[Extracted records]

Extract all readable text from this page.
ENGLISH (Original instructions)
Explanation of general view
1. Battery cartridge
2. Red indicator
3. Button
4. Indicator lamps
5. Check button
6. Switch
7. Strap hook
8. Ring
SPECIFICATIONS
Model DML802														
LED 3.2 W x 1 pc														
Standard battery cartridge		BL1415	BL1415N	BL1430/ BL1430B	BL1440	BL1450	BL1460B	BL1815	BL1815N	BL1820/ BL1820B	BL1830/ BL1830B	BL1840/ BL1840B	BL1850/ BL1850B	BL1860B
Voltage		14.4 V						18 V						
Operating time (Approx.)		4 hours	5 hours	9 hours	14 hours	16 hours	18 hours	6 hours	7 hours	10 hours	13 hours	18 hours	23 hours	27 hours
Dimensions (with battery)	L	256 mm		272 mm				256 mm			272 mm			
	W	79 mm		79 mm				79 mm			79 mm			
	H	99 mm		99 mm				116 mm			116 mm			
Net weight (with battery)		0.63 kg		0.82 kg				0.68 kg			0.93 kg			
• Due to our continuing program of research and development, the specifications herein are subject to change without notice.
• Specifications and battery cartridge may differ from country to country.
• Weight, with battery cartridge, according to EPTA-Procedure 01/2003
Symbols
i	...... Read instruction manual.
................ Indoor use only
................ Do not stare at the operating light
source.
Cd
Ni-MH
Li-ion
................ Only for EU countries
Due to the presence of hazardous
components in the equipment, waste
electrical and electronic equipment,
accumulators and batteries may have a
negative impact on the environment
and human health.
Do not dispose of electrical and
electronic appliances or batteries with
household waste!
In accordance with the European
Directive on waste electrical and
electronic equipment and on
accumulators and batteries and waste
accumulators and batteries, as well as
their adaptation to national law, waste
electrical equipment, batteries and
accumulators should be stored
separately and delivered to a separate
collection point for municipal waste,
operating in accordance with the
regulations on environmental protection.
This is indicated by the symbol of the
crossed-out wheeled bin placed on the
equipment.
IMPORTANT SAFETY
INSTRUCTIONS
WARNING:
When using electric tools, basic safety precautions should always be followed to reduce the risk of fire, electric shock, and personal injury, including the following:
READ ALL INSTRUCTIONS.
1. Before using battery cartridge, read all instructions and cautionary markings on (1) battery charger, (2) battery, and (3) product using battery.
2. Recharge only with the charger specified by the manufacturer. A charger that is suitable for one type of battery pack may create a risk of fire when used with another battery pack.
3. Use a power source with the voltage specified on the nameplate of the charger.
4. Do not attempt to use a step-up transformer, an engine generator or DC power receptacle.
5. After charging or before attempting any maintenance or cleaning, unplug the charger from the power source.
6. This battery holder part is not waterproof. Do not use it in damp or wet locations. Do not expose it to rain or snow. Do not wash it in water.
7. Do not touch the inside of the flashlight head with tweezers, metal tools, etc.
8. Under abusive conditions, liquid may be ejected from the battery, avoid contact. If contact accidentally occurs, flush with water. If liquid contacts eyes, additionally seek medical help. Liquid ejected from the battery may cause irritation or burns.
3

Problem: Repeat the records above in full, character for character.

Complete output:
Extract all readable text from this page.
ENGLISH (Original instructions)
Explanation of general view
1. Battery cartridge
2. Red indicator
3. Button
4. Indicator lamps
5. Check button
6. Switch
7. Strap hook
8. Ring
SPECIFICATIONS
Model DML802														
LED 3.2 W x 1 pc														
Standard battery cartridge		BL1415	BL1415N	BL1430/ BL1430B	BL1440	BL1450	BL1460B	BL1815	BL1815N	BL1820/ BL1820B	BL1830/ BL1830B	BL1840/ BL1840B	BL1850/ BL1850B	BL1860B
Voltage		14.4 V						18 V						
Operating time (Approx.)		4 hours	5 hours	9 hours	14 hours	16 hours	18 hours	6 hours	7 hours	10 hours	13 hours	18 hours	23 hours	27 hours
Dimensions (with battery)	L	256 mm		272 mm				256 mm			272 mm			
	W	79 mm		79 mm				79 mm			79 mm			
	H	99 mm		99 mm				116 mm			116 mm			
Net weight (with battery)		0.63 kg		0.82 kg				0.68 kg			0.93 kg			
• Due to our continuing program of research and development, the specifications herein are subject to change without notice.
• Specifications and battery cartridge may differ from country to country.
• Weight, with battery cartridge, according to EPTA-Procedure 01/2003
Symbols
i	...... Read instruction manual.
................ Indoor use only
................ Do not stare at the operating light
source.
Cd
Ni-MH
Li-ion
................ Only for EU countries
Due to the presence of hazardous
components in the equipment, waste
electrical and electronic equipment,
accumulators and batteries may have a
negative impact on the environment
and human health.
Do not dispose of electrical and
electronic appliances or batteries with
household waste!
In accordance with the European
Directive on waste electrical and
electronic equipment and on
accumulators and batteries and waste
accumulators and batteries, as well as
their adaptation to national law, waste
electrical equipment, batteries and
accumulators should be stored
separately and delivered to a separate
collection point for municipal waste,
operating in accordance with the
regulations on environmental protection.
This is indicated by the symbol of the
crossed-out wheeled bin placed on the
equipment.
IMPORTANT SAFETY
INSTRUCTIONS
WARNING:
When using electric tools, basic safety precautions should always be followed to reduce the risk of fire, electric shock, and personal injury, including the following:
READ ALL INSTRUCTIONS.
1. Before using battery cartridge, read all instructions and cautionary markings on (1) battery charger, (2) battery, and (3) product using battery.
2. Recharge only with the charger specified by the manufacturer. A charger that is suitable for one type of battery pack may create a risk of fire when used with another battery pack.
3. Use a power source with the voltage specified on the nameplate of the charger.
4. Do not attempt to use a step-up transformer, an engine generator or DC power receptacle.
5. After charging or before attempting any maintenance or cleaning, unplug the charger from the power source.
6. This battery holder part is not waterproof. Do not use it in damp or wet locations. Do not expose it to rain or snow. Do not wash it in water.
7. Do not touch the inside of the flashlight head with tweezers, metal tools, etc.
8. Under abusive conditions, liquid may be ejected from the battery, avoid contact. If contact accidentally occurs, flush with water. If liquid contacts eyes, additionally seek medical help. Liquid ejected from the battery may cause irritation or burns.
3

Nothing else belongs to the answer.